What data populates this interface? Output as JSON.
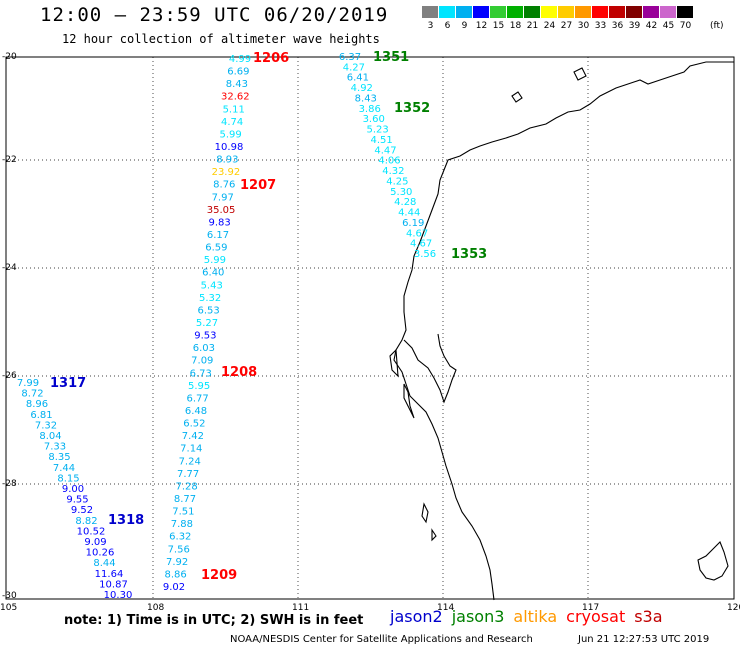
{
  "header": {
    "title": "12:00 – 23:59 UTC 06/20/2019",
    "subtitle": "12 hour collection of altimeter wave heights"
  },
  "legend": {
    "unit": "(ft)",
    "colors": [
      "#808080",
      "#00e5ff",
      "#00b0f0",
      "#0000ff",
      "#33cc33",
      "#00b000",
      "#008000",
      "#ffff00",
      "#ffcc00",
      "#ff9900",
      "#ff0000",
      "#c00000",
      "#800000",
      "#990099",
      "#cc66cc",
      "#000000"
    ],
    "labels": [
      "3",
      "6",
      "9",
      "12",
      "15",
      "18",
      "21",
      "24",
      "27",
      "30",
      "33",
      "36",
      "39",
      "42",
      "45",
      "70"
    ]
  },
  "axes": {
    "lat_labels": [
      "-20",
      "-22",
      "-24",
      "-26",
      "-28",
      "-30"
    ],
    "lon_labels": [
      "105",
      "108",
      "111",
      "114",
      "117",
      "120"
    ]
  },
  "tracks": [
    {
      "name": "altika-like-left",
      "pass_labels": [],
      "points": [
        {
          "v": "4.99",
          "c": "#00e5ff"
        },
        {
          "v": "6.69",
          "c": "#00b0f0"
        },
        {
          "v": "8.43",
          "c": "#00b0f0"
        },
        {
          "v": "32.62",
          "c": "#ff0000"
        },
        {
          "v": "5.11",
          "c": "#00e5ff"
        },
        {
          "v": "4.74",
          "c": "#00e5ff"
        },
        {
          "v": "5.99",
          "c": "#00e5ff"
        },
        {
          "v": "10.98",
          "c": "#0000ff"
        },
        {
          "v": "8.93",
          "c": "#00b0f0"
        },
        {
          "v": "23.92",
          "c": "#ffcc00"
        },
        {
          "v": "8.76",
          "c": "#00b0f0"
        },
        {
          "v": "7.97",
          "c": "#00b0f0"
        },
        {
          "v": "35.05",
          "c": "#c00000"
        },
        {
          "v": "9.83",
          "c": "#0000ff"
        },
        {
          "v": "6.17",
          "c": "#00b0f0"
        },
        {
          "v": "6.59",
          "c": "#00b0f0"
        },
        {
          "v": "5.99",
          "c": "#00e5ff"
        },
        {
          "v": "6.40",
          "c": "#00b0f0"
        },
        {
          "v": "5.43",
          "c": "#00e5ff"
        },
        {
          "v": "5.32",
          "c": "#00e5ff"
        },
        {
          "v": "6.53",
          "c": "#00b0f0"
        },
        {
          "v": "5.27",
          "c": "#00e5ff"
        },
        {
          "v": "9.53",
          "c": "#0000ff"
        },
        {
          "v": "6.03",
          "c": "#00b0f0"
        },
        {
          "v": "7.09",
          "c": "#00b0f0"
        },
        {
          "v": "6.73",
          "c": "#00b0f0"
        },
        {
          "v": "5.95",
          "c": "#00e5ff"
        },
        {
          "v": "6.77",
          "c": "#00b0f0"
        },
        {
          "v": "6.48",
          "c": "#00b0f0"
        },
        {
          "v": "6.52",
          "c": "#00b0f0"
        },
        {
          "v": "7.42",
          "c": "#00b0f0"
        },
        {
          "v": "7.14",
          "c": "#00b0f0"
        },
        {
          "v": "7.24",
          "c": "#00b0f0"
        },
        {
          "v": "7.77",
          "c": "#00b0f0"
        },
        {
          "v": "7.28",
          "c": "#00b0f0"
        },
        {
          "v": "8.77",
          "c": "#00b0f0"
        },
        {
          "v": "7.51",
          "c": "#00b0f0"
        },
        {
          "v": "7.88",
          "c": "#00b0f0"
        },
        {
          "v": "6.32",
          "c": "#00b0f0"
        },
        {
          "v": "7.56",
          "c": "#00b0f0"
        },
        {
          "v": "7.92",
          "c": "#00b0f0"
        },
        {
          "v": "8.86",
          "c": "#00b0f0"
        },
        {
          "v": "9.02",
          "c": "#0000ff"
        }
      ]
    },
    {
      "name": "jason3-coast",
      "points": [
        {
          "v": "6.37",
          "c": "#00b0f0"
        },
        {
          "v": "4.27",
          "c": "#00e5ff"
        },
        {
          "v": "6.41",
          "c": "#00b0f0"
        },
        {
          "v": "4.92",
          "c": "#00e5ff"
        },
        {
          "v": "8.43",
          "c": "#00b0f0"
        },
        {
          "v": "3.86",
          "c": "#00e5ff"
        },
        {
          "v": "3.60",
          "c": "#00e5ff"
        },
        {
          "v": "5.23",
          "c": "#00e5ff"
        },
        {
          "v": "4.51",
          "c": "#00e5ff"
        },
        {
          "v": "4.47",
          "c": "#00e5ff"
        },
        {
          "v": "4.06",
          "c": "#00e5ff"
        },
        {
          "v": "4.32",
          "c": "#00e5ff"
        },
        {
          "v": "4.25",
          "c": "#00e5ff"
        },
        {
          "v": "5.30",
          "c": "#00e5ff"
        },
        {
          "v": "4.28",
          "c": "#00e5ff"
        },
        {
          "v": "4.44",
          "c": "#00e5ff"
        },
        {
          "v": "6.19",
          "c": "#00b0f0"
        },
        {
          "v": "4.67",
          "c": "#00e5ff"
        },
        {
          "v": "4.67",
          "c": "#00e5ff"
        },
        {
          "v": "3.56",
          "c": "#00e5ff"
        }
      ]
    },
    {
      "name": "jason2-left",
      "points": [
        {
          "v": "7.99",
          "c": "#00b0f0"
        },
        {
          "v": "8.72",
          "c": "#00b0f0"
        },
        {
          "v": "8.96",
          "c": "#00b0f0"
        },
        {
          "v": "6.81",
          "c": "#00b0f0"
        },
        {
          "v": "7.32",
          "c": "#00b0f0"
        },
        {
          "v": "8.04",
          "c": "#00b0f0"
        },
        {
          "v": "7.33",
          "c": "#00b0f0"
        },
        {
          "v": "8.35",
          "c": "#00b0f0"
        },
        {
          "v": "7.44",
          "c": "#00b0f0"
        },
        {
          "v": "8.15",
          "c": "#00b0f0"
        },
        {
          "v": "9.00",
          "c": "#0000ff"
        },
        {
          "v": "9.55",
          "c": "#0000ff"
        },
        {
          "v": "9.52",
          "c": "#0000ff"
        },
        {
          "v": "8.82",
          "c": "#00b0f0"
        },
        {
          "v": "10.52",
          "c": "#0000ff"
        },
        {
          "v": "9.09",
          "c": "#0000ff"
        },
        {
          "v": "10.26",
          "c": "#0000ff"
        },
        {
          "v": "8.44",
          "c": "#00b0f0"
        },
        {
          "v": "11.64",
          "c": "#0000ff"
        },
        {
          "v": "10.87",
          "c": "#0000ff"
        },
        {
          "v": "10.30",
          "c": "#0000ff"
        }
      ]
    }
  ],
  "time_labels": [
    {
      "text": "1206",
      "c": "#ff0000"
    },
    {
      "text": "1207",
      "c": "#ff0000"
    },
    {
      "text": "1208",
      "c": "#ff0000"
    },
    {
      "text": "1209",
      "c": "#ff0000"
    },
    {
      "text": "1351",
      "c": "#008000"
    },
    {
      "text": "1352",
      "c": "#008000"
    },
    {
      "text": "1353",
      "c": "#008000"
    },
    {
      "text": "1317",
      "c": "#0000cc"
    },
    {
      "text": "1318",
      "c": "#0000cc"
    }
  ],
  "footer": {
    "note": "note: 1) Time is in UTC; 2) SWH is in feet",
    "satellites": [
      {
        "name": "jason2",
        "color": "#0000cc"
      },
      {
        "name": "jason3",
        "color": "#008000"
      },
      {
        "name": "altika",
        "color": "#ff9900"
      },
      {
        "name": "cryosat",
        "color": "#ff0000"
      },
      {
        "name": "s3a",
        "color": "#c00000"
      }
    ],
    "credit": "NOAA/NESDIS Center for Satellite Applications and Research",
    "timestamp": "Jun 21 12:27:53 UTC 2019"
  }
}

★ ★ ★ ★

**REQUIRED WORK:**
From the data above, copy each line that has the string "name".

**FINAL RESULT:**
      "name": "altika-like-left",
      "name": "jason3-coast",
      "name": "jason2-left",
        "name": "jason2",
        "name": "jason3",
        "name": "altika",
        "name": "cryosat",
        "name": "s3a",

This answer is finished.